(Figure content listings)
■ ■ ■ ■ ■

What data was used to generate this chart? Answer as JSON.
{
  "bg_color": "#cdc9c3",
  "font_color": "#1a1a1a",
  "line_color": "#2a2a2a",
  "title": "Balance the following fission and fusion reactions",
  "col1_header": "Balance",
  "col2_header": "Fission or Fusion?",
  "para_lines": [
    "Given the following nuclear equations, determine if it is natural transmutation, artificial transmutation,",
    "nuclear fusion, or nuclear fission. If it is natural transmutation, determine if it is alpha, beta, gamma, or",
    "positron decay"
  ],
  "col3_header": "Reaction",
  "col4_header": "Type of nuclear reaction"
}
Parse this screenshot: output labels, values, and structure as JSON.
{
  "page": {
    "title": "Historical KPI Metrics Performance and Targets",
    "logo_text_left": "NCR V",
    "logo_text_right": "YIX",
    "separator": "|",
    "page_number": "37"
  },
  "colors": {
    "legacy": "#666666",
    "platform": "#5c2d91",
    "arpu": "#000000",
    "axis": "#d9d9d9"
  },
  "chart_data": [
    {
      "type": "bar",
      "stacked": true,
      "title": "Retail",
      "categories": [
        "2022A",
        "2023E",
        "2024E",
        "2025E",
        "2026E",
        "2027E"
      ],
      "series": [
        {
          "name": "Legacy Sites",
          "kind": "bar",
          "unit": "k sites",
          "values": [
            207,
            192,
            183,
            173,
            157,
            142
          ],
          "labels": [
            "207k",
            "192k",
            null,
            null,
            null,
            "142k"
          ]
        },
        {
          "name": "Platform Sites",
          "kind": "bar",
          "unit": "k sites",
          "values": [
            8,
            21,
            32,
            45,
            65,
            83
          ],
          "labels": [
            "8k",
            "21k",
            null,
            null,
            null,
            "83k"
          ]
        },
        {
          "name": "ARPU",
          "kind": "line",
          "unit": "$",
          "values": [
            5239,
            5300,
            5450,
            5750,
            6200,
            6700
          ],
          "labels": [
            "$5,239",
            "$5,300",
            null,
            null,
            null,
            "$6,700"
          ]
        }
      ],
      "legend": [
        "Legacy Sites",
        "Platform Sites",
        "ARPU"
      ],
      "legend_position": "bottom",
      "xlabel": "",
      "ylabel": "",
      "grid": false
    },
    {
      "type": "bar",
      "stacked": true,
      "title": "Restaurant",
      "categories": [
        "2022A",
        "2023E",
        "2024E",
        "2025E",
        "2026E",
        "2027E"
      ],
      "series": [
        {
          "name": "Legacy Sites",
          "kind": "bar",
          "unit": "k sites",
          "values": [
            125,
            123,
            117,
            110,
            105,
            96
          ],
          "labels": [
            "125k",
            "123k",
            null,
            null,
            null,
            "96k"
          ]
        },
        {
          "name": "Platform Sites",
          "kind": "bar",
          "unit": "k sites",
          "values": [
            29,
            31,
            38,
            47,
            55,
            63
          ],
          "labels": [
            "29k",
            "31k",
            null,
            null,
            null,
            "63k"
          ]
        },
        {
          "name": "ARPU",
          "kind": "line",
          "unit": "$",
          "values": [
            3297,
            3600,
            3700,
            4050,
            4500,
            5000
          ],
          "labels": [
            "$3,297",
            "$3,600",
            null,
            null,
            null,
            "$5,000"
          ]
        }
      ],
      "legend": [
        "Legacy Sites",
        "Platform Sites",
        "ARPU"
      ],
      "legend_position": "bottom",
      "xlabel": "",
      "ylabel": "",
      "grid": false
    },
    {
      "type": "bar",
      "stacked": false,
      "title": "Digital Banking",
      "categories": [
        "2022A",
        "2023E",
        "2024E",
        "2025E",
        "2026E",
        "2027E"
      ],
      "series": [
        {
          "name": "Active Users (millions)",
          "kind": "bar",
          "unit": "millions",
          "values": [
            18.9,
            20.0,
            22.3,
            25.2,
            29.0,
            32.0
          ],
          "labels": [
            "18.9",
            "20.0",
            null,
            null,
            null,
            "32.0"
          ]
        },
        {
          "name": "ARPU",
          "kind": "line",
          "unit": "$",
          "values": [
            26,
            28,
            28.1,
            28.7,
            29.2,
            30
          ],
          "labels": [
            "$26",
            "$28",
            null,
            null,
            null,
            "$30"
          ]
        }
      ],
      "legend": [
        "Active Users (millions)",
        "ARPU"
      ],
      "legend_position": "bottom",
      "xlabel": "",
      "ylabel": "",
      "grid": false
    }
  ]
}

■ ■ ■ ■ ■

What the task asks: Take every line from the data above that holds "transmutation" and copy it out.

Finished answer:
    "Given the following nuclear equations, determine if it is natural transmutation, artificial transmutation,",
    "nuclear fusion, or nuclear fission. If it is natural transmutation, determine if it is alpha, beta, gamma, or",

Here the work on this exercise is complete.